Directions for this task – Find the string "phone" in the records. Copy every line it appears in.

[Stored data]

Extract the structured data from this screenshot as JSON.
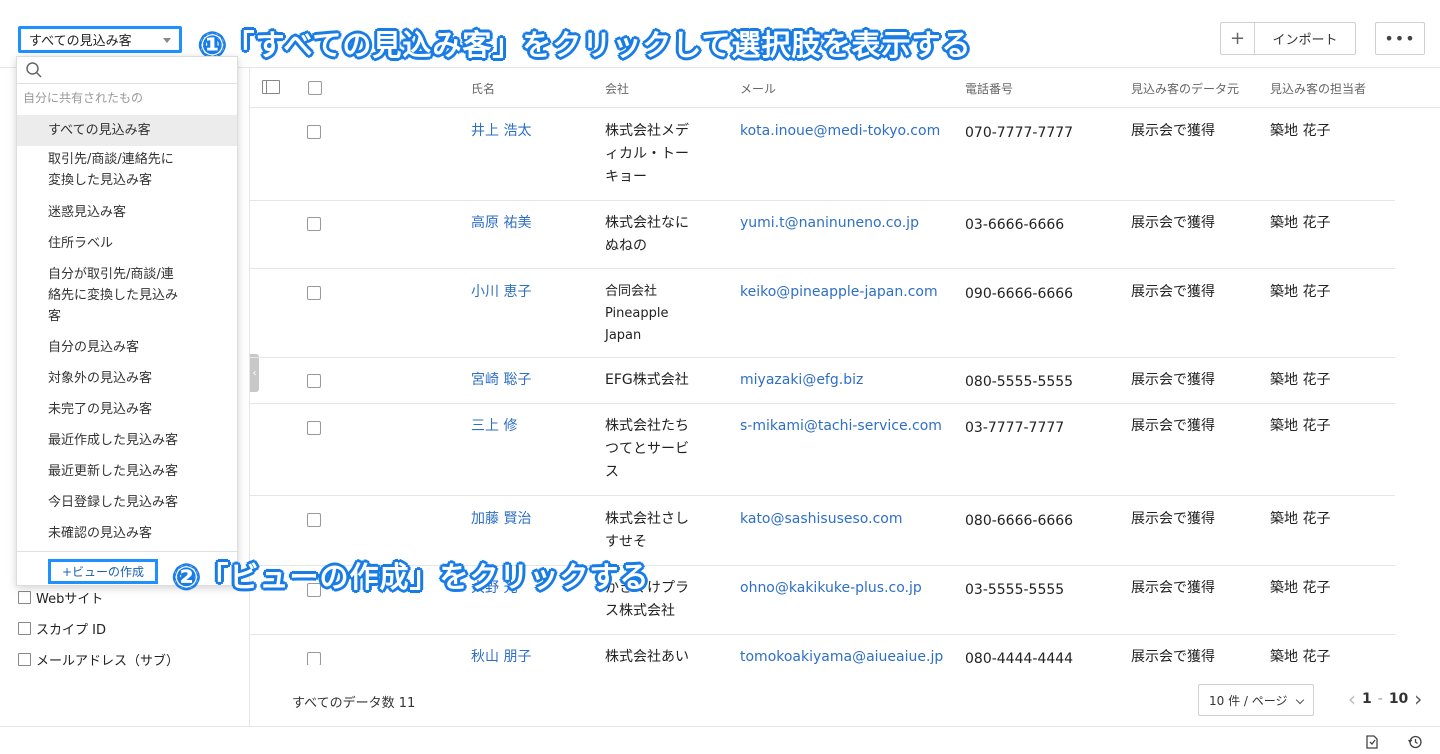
{
  "header": {
    "view_label": "すべての見込み客",
    "annotation_1": "①「すべての見込み客」をクリックして選択肢を表示する",
    "annotation_2": "②「ビューの作成」をクリックする",
    "plus_label": "+",
    "import_label": "インポート",
    "more_label": "•••"
  },
  "dropdown": {
    "group_label": "自分に共有されたもの",
    "items": [
      "すべての見込み客",
      "取引先/商談/連絡先に",
      "変換した見込み客",
      "迷惑見込み客",
      "住所ラベル",
      "自分が取引先/商談/連",
      "絡先に変換した見込み",
      "客",
      "自分の見込み客",
      "対象外の見込み客",
      "未完了の見込み客",
      "最近作成した見込み客",
      "最近更新した見込み客",
      "今日登録した見込み客",
      "未確認の見込み客"
    ],
    "create_view_label": "+ビューの作成"
  },
  "sidebar": {
    "filters": [
      "Webサイト",
      "スカイプ ID",
      "メールアドレス（サブ）"
    ]
  },
  "table": {
    "columns": [
      "氏名",
      "会社",
      "メール",
      "電話番号",
      "見込み客のデータ元",
      "見込み客の担当者"
    ],
    "rows": [
      {
        "name": "井上 浩太",
        "company": [
          "株式会社メデ",
          "ィカル・トー",
          "キョー"
        ],
        "email": "kota.inoue@medi-tokyo.com",
        "phone": "070-7777-7777",
        "source": "展示会で獲得",
        "owner": "築地 花子"
      },
      {
        "name": "高原 祐美",
        "company": [
          "株式会社なに",
          "ぬねの"
        ],
        "email": "yumi.t@naninuneno.co.jp",
        "phone": "03-6666-6666",
        "source": "展示会で獲得",
        "owner": "築地 花子"
      },
      {
        "name": "小川 恵子",
        "company": [
          "合同会社",
          "Pineapple",
          "Japan"
        ],
        "email": "keiko@pineapple-japan.com",
        "phone": "090-6666-6666",
        "source": "展示会で獲得",
        "owner": "築地 花子"
      },
      {
        "name": "宮崎 聡子",
        "company": [
          "EFG株式会社"
        ],
        "email": "miyazaki@efg.biz",
        "phone": "080-5555-5555",
        "source": "展示会で獲得",
        "owner": "築地 花子"
      },
      {
        "name": "三上 修",
        "company": [
          "株式会社たち",
          "つてとサービ",
          "ス"
        ],
        "email": "s-mikami@tachi-service.com",
        "phone": "03-7777-7777",
        "source": "展示会で獲得",
        "owner": "築地 花子"
      },
      {
        "name": "加藤 賢治",
        "company": [
          "株式会社さし",
          "すせそ"
        ],
        "email": "kato@sashisuseso.com",
        "phone": "080-6666-6666",
        "source": "展示会で獲得",
        "owner": "築地 花子"
      },
      {
        "name": "大野 光",
        "company": [
          "かきくけプラ",
          "ス株式会社"
        ],
        "email": "ohno@kakikuke-plus.co.jp",
        "phone": "03-5555-5555",
        "source": "展示会で獲得",
        "owner": "築地 花子"
      },
      {
        "name": "秋山 朋子",
        "company": [
          "株式会社あい"
        ],
        "email": "tomokoakiyama@aiueaiue.jp",
        "phone": "080-4444-4444",
        "source": "展示会で獲得",
        "owner": "築地 花子"
      }
    ]
  },
  "footer": {
    "total_label": "すべてのデータ数 11",
    "per_page_label": "10 件 / ページ",
    "page_start": "1",
    "page_sep": "-",
    "page_end": "10"
  }
}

Finished answer –
        "phone": "070-7777-7777",
        "phone": "03-6666-6666",
        "phone": "090-6666-6666",
        "phone": "080-5555-5555",
        "phone": "03-7777-7777",
        "phone": "080-6666-6666",
        "phone": "03-5555-5555",
        "phone": "080-4444-4444",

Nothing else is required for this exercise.